*EXERCISE OBJECTIVE*: If a line in the entries below includes "this", show that line.

Figure collection entries
•••••

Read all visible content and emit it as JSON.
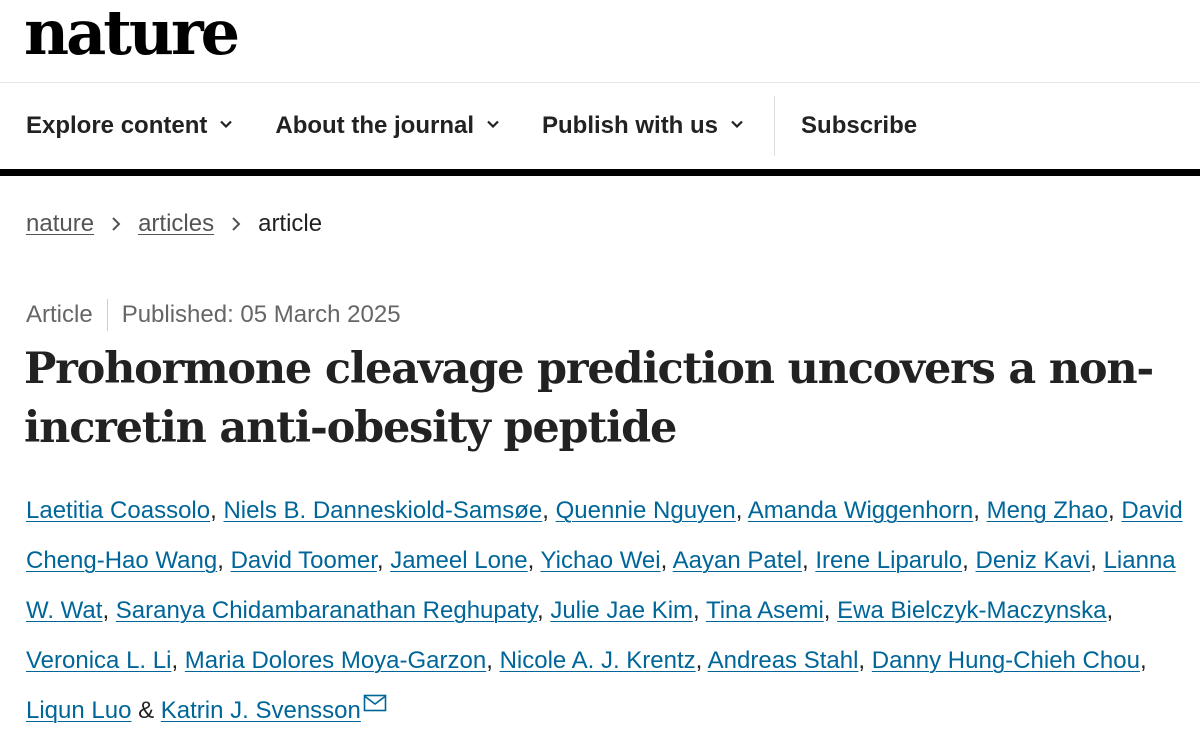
{
  "brand": {
    "logo_text": "nature"
  },
  "nav": {
    "items": [
      {
        "label": "Explore content"
      },
      {
        "label": "About the journal"
      },
      {
        "label": "Publish with us"
      }
    ],
    "subscribe_label": "Subscribe"
  },
  "breadcrumb": {
    "items": [
      "nature",
      "articles"
    ],
    "current": "article"
  },
  "article": {
    "type": "Article",
    "published": "Published: 05 March 2025",
    "title": "Prohormone cleavage prediction uncovers a non-incretin anti-obesity peptide",
    "authors": [
      "Laetitia Coassolo",
      "Niels B. Danneskiold-Samsøe",
      "Quennie Nguyen",
      "Amanda Wiggenhorn",
      "Meng Zhao",
      "David Cheng-Hao Wang",
      "David Toomer",
      "Jameel Lone",
      "Yichao Wei",
      "Aayan Patel",
      "Irene Liparulo",
      "Deniz Kavi",
      "Lianna W. Wat",
      "Saranya Chidambaranathan Reghupaty",
      "Julie Jae Kim",
      "Tina Asemi",
      "Ewa Bielczyk-Maczynska",
      "Veronica L. Li",
      "Maria Dolores Moya-Garzon",
      "Nicole A. J. Krentz",
      "Andreas Stahl",
      "Danny Hung-Chieh Chou",
      "Liqun Luo",
      "Katrin J. Svensson"
    ],
    "author_separator": ", ",
    "final_conjunction": " & "
  },
  "icons": {
    "chevron": "chevron-down-icon",
    "breadcrumb_sep": "chevron-right-icon",
    "corresponding": "mail-icon"
  },
  "colors": {
    "link": "#006699",
    "text": "#222222",
    "muted": "#666666"
  }
}
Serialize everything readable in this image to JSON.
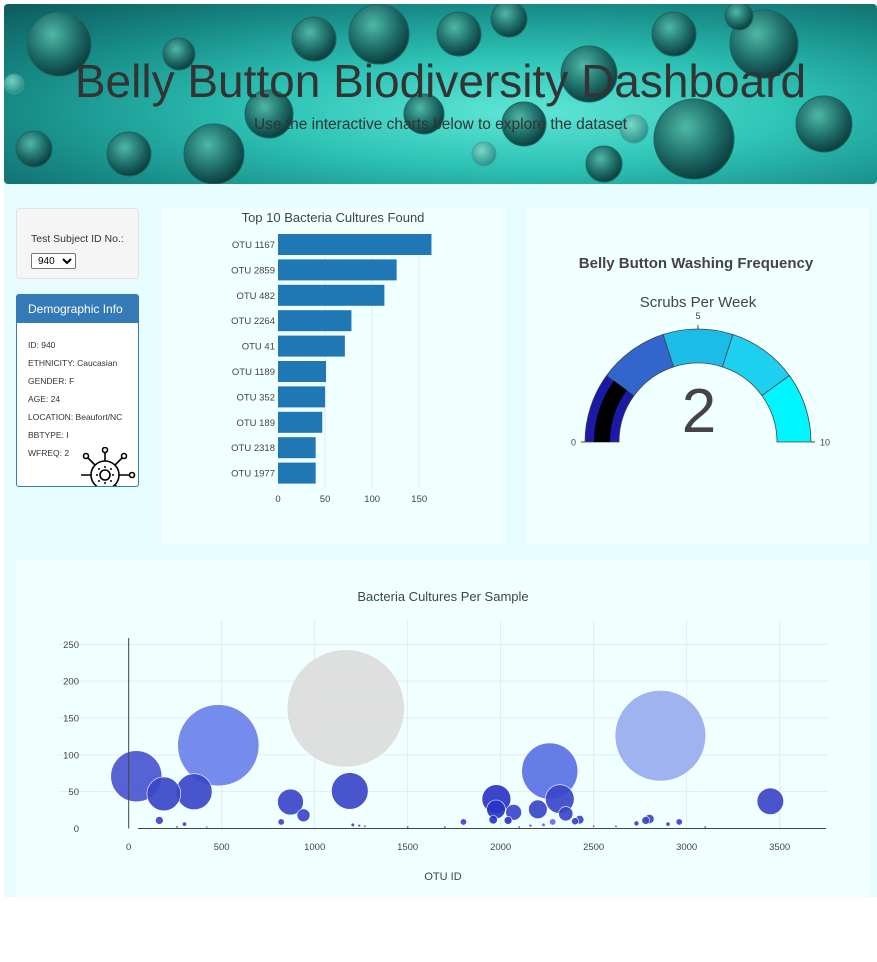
{
  "banner": {
    "title": "Belly Button Biodiversity Dashboard",
    "subtitle": "Use the interactive charts below to explore the dataset"
  },
  "selector": {
    "label": "Test Subject ID No.:",
    "selected": "940"
  },
  "demographics": {
    "header": "Demographic Info",
    "lines": [
      "ID: 940",
      "ETHNICITY: Caucasian",
      "GENDER: F",
      "AGE: 24",
      "LOCATION: Beaufort/NC",
      "BBTYPE: I",
      "WFREQ: 2"
    ]
  },
  "colors": {
    "bar": "#1f77b4",
    "panel_header": "#337ab7",
    "card_bg": "#f0ffff",
    "page_bg": "#e6fcff"
  },
  "chart_data": [
    {
      "type": "bar",
      "orientation": "horizontal",
      "title": "Top 10 Bacteria Cultures Found",
      "categories": [
        "OTU 1167",
        "OTU 2859",
        "OTU 482",
        "OTU 2264",
        "OTU 41",
        "OTU 1189",
        "OTU 352",
        "OTU 189",
        "OTU 2318",
        "OTU 1977"
      ],
      "values": [
        163,
        126,
        113,
        78,
        71,
        51,
        50,
        47,
        40,
        40
      ],
      "xticks": [
        0,
        50,
        100,
        150
      ],
      "xlim": [
        0,
        171
      ]
    },
    {
      "type": "gauge",
      "title": "Belly Button Washing Frequency",
      "subtitle": "Scrubs Per Week",
      "value": 2,
      "value_label": "2",
      "range": [
        0,
        10
      ],
      "tick_labels": [
        "0",
        "5",
        "10"
      ],
      "steps": [
        {
          "from": 0,
          "to": 2,
          "color": "#1a1aa6"
        },
        {
          "from": 2,
          "to": 4,
          "color": "#3366cc"
        },
        {
          "from": 4,
          "to": 6,
          "color": "#1bbde8"
        },
        {
          "from": 6,
          "to": 8,
          "color": "#1ed0f0"
        },
        {
          "from": 8,
          "to": 10,
          "color": "#00f5ff"
        }
      ],
      "bar_color": "#000000"
    },
    {
      "type": "scatter",
      "title": "Bacteria Cultures Per Sample",
      "xlabel": "OTU ID",
      "xticks": [
        0,
        500,
        1000,
        1500,
        2000,
        2500,
        3000,
        3500
      ],
      "yticks": [
        0,
        50,
        100,
        150,
        200,
        250
      ],
      "xlim": [
        -380,
        3760
      ],
      "ylim": [
        -2,
        283
      ],
      "points": [
        {
          "x": 41,
          "y": 71,
          "size": 71
        },
        {
          "x": 189,
          "y": 47,
          "size": 47
        },
        {
          "x": 352,
          "y": 50,
          "size": 50
        },
        {
          "x": 482,
          "y": 113,
          "size": 113
        },
        {
          "x": 1167,
          "y": 163,
          "size": 163
        },
        {
          "x": 1189,
          "y": 51,
          "size": 51
        },
        {
          "x": 2264,
          "y": 78,
          "size": 78
        },
        {
          "x": 2859,
          "y": 126,
          "size": 126
        },
        {
          "x": 1977,
          "y": 40,
          "size": 40
        },
        {
          "x": 2318,
          "y": 40,
          "size": 40
        },
        {
          "x": 3450,
          "y": 37,
          "size": 37
        },
        {
          "x": 870,
          "y": 36,
          "size": 36
        },
        {
          "x": 1975,
          "y": 26,
          "size": 26
        },
        {
          "x": 2200,
          "y": 26,
          "size": 26
        },
        {
          "x": 2070,
          "y": 22,
          "size": 22
        },
        {
          "x": 2350,
          "y": 20,
          "size": 20
        },
        {
          "x": 940,
          "y": 18,
          "size": 18
        },
        {
          "x": 1960,
          "y": 12,
          "size": 12
        },
        {
          "x": 2040,
          "y": 11,
          "size": 11
        },
        {
          "x": 2280,
          "y": 9,
          "size": 9
        },
        {
          "x": 2400,
          "y": 10,
          "size": 10
        },
        {
          "x": 2425,
          "y": 12,
          "size": 12
        },
        {
          "x": 2800,
          "y": 13,
          "size": 13
        },
        {
          "x": 2780,
          "y": 11,
          "size": 11
        },
        {
          "x": 2960,
          "y": 9,
          "size": 9
        },
        {
          "x": 1800,
          "y": 9,
          "size": 9
        },
        {
          "x": 165,
          "y": 11,
          "size": 11
        },
        {
          "x": 820,
          "y": 9,
          "size": 9
        },
        {
          "x": 2730,
          "y": 7,
          "size": 7
        },
        {
          "x": 2900,
          "y": 6,
          "size": 6
        },
        {
          "x": 300,
          "y": 6,
          "size": 6
        },
        {
          "x": 1205,
          "y": 5,
          "size": 5
        },
        {
          "x": 1240,
          "y": 4,
          "size": 4
        },
        {
          "x": 1270,
          "y": 3,
          "size": 3
        },
        {
          "x": 2230,
          "y": 5,
          "size": 5
        },
        {
          "x": 2160,
          "y": 4,
          "size": 4
        },
        {
          "x": 2500,
          "y": 3,
          "size": 3
        },
        {
          "x": 2620,
          "y": 3,
          "size": 3
        },
        {
          "x": 260,
          "y": 2,
          "size": 2
        },
        {
          "x": 420,
          "y": 2,
          "size": 2
        },
        {
          "x": 1500,
          "y": 2,
          "size": 2
        },
        {
          "x": 1700,
          "y": 2,
          "size": 2
        },
        {
          "x": 2100,
          "y": 2,
          "size": 2
        },
        {
          "x": 3100,
          "y": 2,
          "size": 2
        }
      ]
    }
  ]
}
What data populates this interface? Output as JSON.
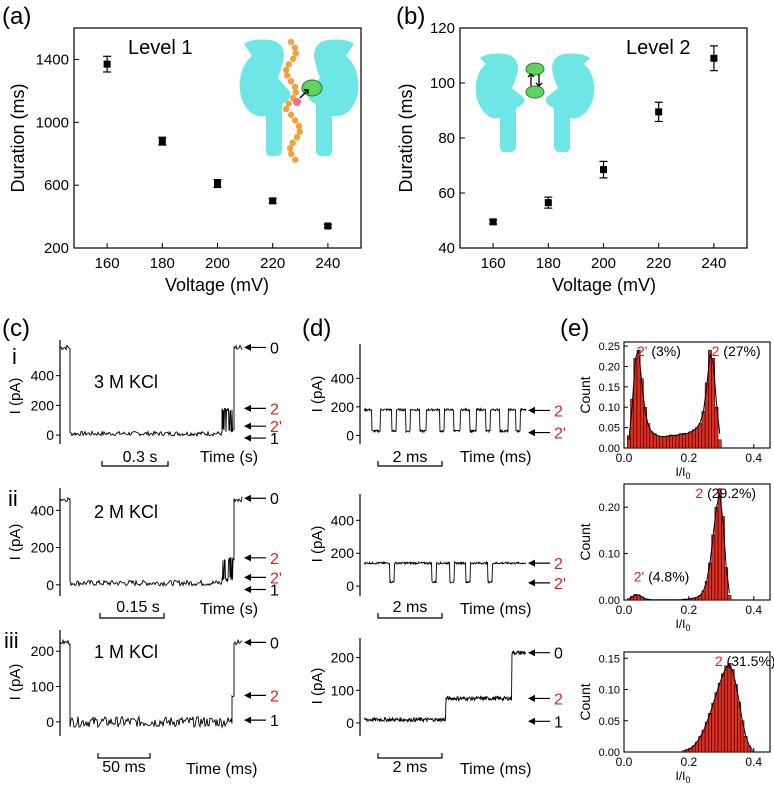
{
  "chart_data": [
    {
      "id": "a",
      "type": "scatter",
      "panel_label": "(a)",
      "title": "Level 1",
      "xlabel": "Voltage (mV)",
      "ylabel": "Duration (ms)",
      "xlim": [
        148,
        252
      ],
      "ylim": [
        200,
        1600
      ],
      "xticks": [
        "160",
        "180",
        "200",
        "220",
        "240"
      ],
      "yticks": [
        "200",
        "600",
        "1000",
        "1400"
      ],
      "x": [
        160,
        180,
        200,
        220,
        240
      ],
      "y": [
        1370,
        880,
        610,
        500,
        340
      ],
      "err": [
        50,
        25,
        25,
        15,
        10
      ]
    },
    {
      "id": "b",
      "type": "scatter",
      "panel_label": "(b)",
      "title": "Level 2",
      "xlabel": "Voltage (mV)",
      "ylabel": "Duration (ms)",
      "xlim": [
        148,
        252
      ],
      "ylim": [
        40,
        120
      ],
      "xticks": [
        "160",
        "180",
        "200",
        "220",
        "240"
      ],
      "yticks": [
        "40",
        "60",
        "80",
        "100",
        "120"
      ],
      "x": [
        160,
        180,
        200,
        220,
        240
      ],
      "y": [
        49.5,
        56.5,
        68.5,
        89.5,
        109
      ],
      "err": [
        0.8,
        2,
        3,
        3.5,
        4.5
      ]
    },
    {
      "id": "c",
      "type": "line",
      "panel_label": "(c)",
      "ylabel": "I (pA)",
      "rows": [
        {
          "roman": "i",
          "condition": "3 M KCl",
          "ylim": [
            -60,
            640
          ],
          "yticks": [
            "0",
            "200",
            "400"
          ],
          "scale_label": "0.3 s",
          "time_label": "Time (s)",
          "open": 590,
          "level1": 10,
          "level2": 170,
          "level2p": 30,
          "level_labels": [
            {
              "text": "0",
              "y": 590
            },
            {
              "text": "2",
              "y": 180
            },
            {
              "text": "2'",
              "y": 60
            },
            {
              "text": "1",
              "y": -20
            }
          ]
        },
        {
          "roman": "ii",
          "condition": "2 M KCl",
          "ylim": [
            -60,
            520
          ],
          "yticks": [
            "0",
            "200",
            "400"
          ],
          "scale_label": "0.15 s",
          "time_label": "Time (s)",
          "open": 460,
          "level1": 10,
          "level2": 140,
          "level2p": 30,
          "level_labels": [
            {
              "text": "0",
              "y": 465
            },
            {
              "text": "2",
              "y": 145
            },
            {
              "text": "2'",
              "y": 40
            },
            {
              "text": "1",
              "y": -25
            }
          ]
        },
        {
          "roman": "iii",
          "condition": "1 M KCl",
          "ylim": [
            -40,
            260
          ],
          "yticks": [
            "0",
            "100",
            "200"
          ],
          "scale_label": "50 ms",
          "time_label": "Time (ms)",
          "open": 225,
          "level1": 0,
          "level2": 75,
          "level2p": 0,
          "level_labels": [
            {
              "text": "0",
              "y": 225
            },
            {
              "text": "2",
              "y": 75
            },
            {
              "text": "1",
              "y": 5
            }
          ]
        }
      ]
    },
    {
      "id": "d",
      "type": "line",
      "panel_label": "(d)",
      "ylabel": "I (pA)",
      "rows": [
        {
          "ylim": [
            -60,
            640
          ],
          "yticks": [
            "0",
            "200",
            "400"
          ],
          "scale_label": "2 ms",
          "time_label": "Time (ms)",
          "level_labels": [
            {
              "text": "2",
              "y": 175
            },
            {
              "text": "2'",
              "y": 20
            }
          ]
        },
        {
          "ylim": [
            -60,
            560
          ],
          "yticks": [
            "0",
            "200",
            "400"
          ],
          "scale_label": "2 ms",
          "time_label": "Time (ms)",
          "level_labels": [
            {
              "text": "2",
              "y": 140
            },
            {
              "text": "2'",
              "y": 20
            }
          ]
        },
        {
          "ylim": [
            -40,
            260
          ],
          "yticks": [
            "0",
            "100",
            "200"
          ],
          "scale_label": "2 ms",
          "time_label": "Time (ms)",
          "level_labels": [
            {
              "text": "0",
              "y": 215
            },
            {
              "text": "2",
              "y": 75
            },
            {
              "text": "1",
              "y": 5
            }
          ]
        }
      ]
    },
    {
      "id": "e",
      "type": "bar",
      "panel_label": "(e)",
      "xlabel": "I/I",
      "xlabel_sub": "0",
      "ylabel": "Count",
      "rows": [
        {
          "xlim": [
            0,
            0.45
          ],
          "xticks": [
            "0.0",
            "0.2",
            "0.4"
          ],
          "ylim": [
            0,
            0.26
          ],
          "yticks": [
            "0.00",
            "0.05",
            "0.10",
            "0.15",
            "0.20",
            "0.25"
          ],
          "annotations": [
            {
              "red": "2'",
              "black": "(3%)",
              "x": 0.04
            },
            {
              "red": "2",
              "black": "(27%)",
              "x": 0.27
            }
          ],
          "bin_width": 0.01,
          "bin_centers": [
            0.015,
            0.025,
            0.035,
            0.045,
            0.055,
            0.065,
            0.075,
            0.085,
            0.095,
            0.105,
            0.115,
            0.125,
            0.135,
            0.145,
            0.155,
            0.165,
            0.175,
            0.185,
            0.195,
            0.205,
            0.215,
            0.225,
            0.235,
            0.245,
            0.255,
            0.265,
            0.275,
            0.285,
            0.295
          ],
          "values": [
            0.03,
            0.12,
            0.22,
            0.24,
            0.17,
            0.1,
            0.06,
            0.04,
            0.035,
            0.03,
            0.028,
            0.028,
            0.03,
            0.032,
            0.03,
            0.032,
            0.035,
            0.036,
            0.035,
            0.04,
            0.045,
            0.05,
            0.06,
            0.09,
            0.16,
            0.24,
            0.22,
            0.1,
            0.02
          ],
          "fit": [
            0.02,
            0.1,
            0.22,
            0.24,
            0.16,
            0.09,
            0.055,
            0.04,
            0.033,
            0.03,
            0.028,
            0.028,
            0.029,
            0.03,
            0.031,
            0.032,
            0.033,
            0.034,
            0.036,
            0.039,
            0.043,
            0.05,
            0.062,
            0.09,
            0.15,
            0.23,
            0.21,
            0.11,
            0.035
          ]
        },
        {
          "xlim": [
            0,
            0.45
          ],
          "xticks": [
            "0.0",
            "0.2",
            "0.4"
          ],
          "ylim": [
            0,
            0.25
          ],
          "yticks": [
            "0.00",
            "0.10",
            "0.20"
          ],
          "annotations": [
            {
              "red": "2",
              "black": "(29.2%)",
              "x": 0.22
            },
            {
              "red": "2'",
              "black": "(4.8%)",
              "x": 0.03
            }
          ],
          "bin_width": 0.01,
          "bin_centers": [
            0.015,
            0.025,
            0.035,
            0.045,
            0.055,
            0.065,
            0.075,
            0.085,
            0.095,
            0.105,
            0.115,
            0.125,
            0.135,
            0.145,
            0.155,
            0.165,
            0.175,
            0.185,
            0.195,
            0.205,
            0.215,
            0.225,
            0.235,
            0.245,
            0.255,
            0.265,
            0.275,
            0.285,
            0.295,
            0.305,
            0.315,
            0.325
          ],
          "values": [
            0.003,
            0.008,
            0.012,
            0.011,
            0.007,
            0.003,
            0.002,
            0.001,
            0.001,
            0.001,
            0.001,
            0.001,
            0.001,
            0.001,
            0.001,
            0.001,
            0.001,
            0.002,
            0.002,
            0.003,
            0.004,
            0.006,
            0.01,
            0.02,
            0.04,
            0.08,
            0.14,
            0.2,
            0.24,
            0.18,
            0.07,
            0.01
          ],
          "fit": [
            0.002,
            0.007,
            0.011,
            0.011,
            0.007,
            0.003,
            0.001,
            0,
            0,
            0,
            0,
            0,
            0,
            0,
            0,
            0,
            0,
            0.001,
            0.002,
            0.003,
            0.004,
            0.006,
            0.01,
            0.02,
            0.04,
            0.08,
            0.14,
            0.2,
            0.23,
            0.17,
            0.07,
            0.015
          ]
        },
        {
          "xlim": [
            0,
            0.45
          ],
          "xticks": [
            "0.0",
            "0.2",
            "0.4"
          ],
          "ylim": [
            0,
            0.16
          ],
          "yticks": [
            "0.00",
            "0.05",
            "0.10",
            "0.15"
          ],
          "annotations": [
            {
              "red": "2",
              "black": "(31.5%)",
              "x": 0.28
            }
          ],
          "bin_width": 0.01,
          "bin_centers": [
            0.185,
            0.195,
            0.205,
            0.215,
            0.225,
            0.235,
            0.245,
            0.255,
            0.265,
            0.275,
            0.285,
            0.295,
            0.305,
            0.315,
            0.325,
            0.335,
            0.345,
            0.355,
            0.365,
            0.375,
            0.385,
            0.395
          ],
          "values": [
            0.002,
            0.004,
            0.006,
            0.01,
            0.016,
            0.025,
            0.035,
            0.048,
            0.062,
            0.078,
            0.095,
            0.11,
            0.125,
            0.138,
            0.142,
            0.132,
            0.108,
            0.08,
            0.05,
            0.025,
            0.01,
            0.003
          ],
          "fit": [
            0.002,
            0.004,
            0.006,
            0.01,
            0.016,
            0.024,
            0.034,
            0.047,
            0.061,
            0.077,
            0.094,
            0.11,
            0.124,
            0.135,
            0.14,
            0.13,
            0.108,
            0.08,
            0.05,
            0.026,
            0.011,
            0.004
          ]
        }
      ]
    }
  ],
  "colors": {
    "pore": "#6fe6e6",
    "chain": "#f2a23a",
    "protein": "#5fd25f",
    "label_red": "#e02020",
    "bar_red": "#e32b1e"
  }
}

•••••

*SOLVED EXERCISE*:
Serialize everything readable in this image to JSON.
What data populates this interface? Output as JSON.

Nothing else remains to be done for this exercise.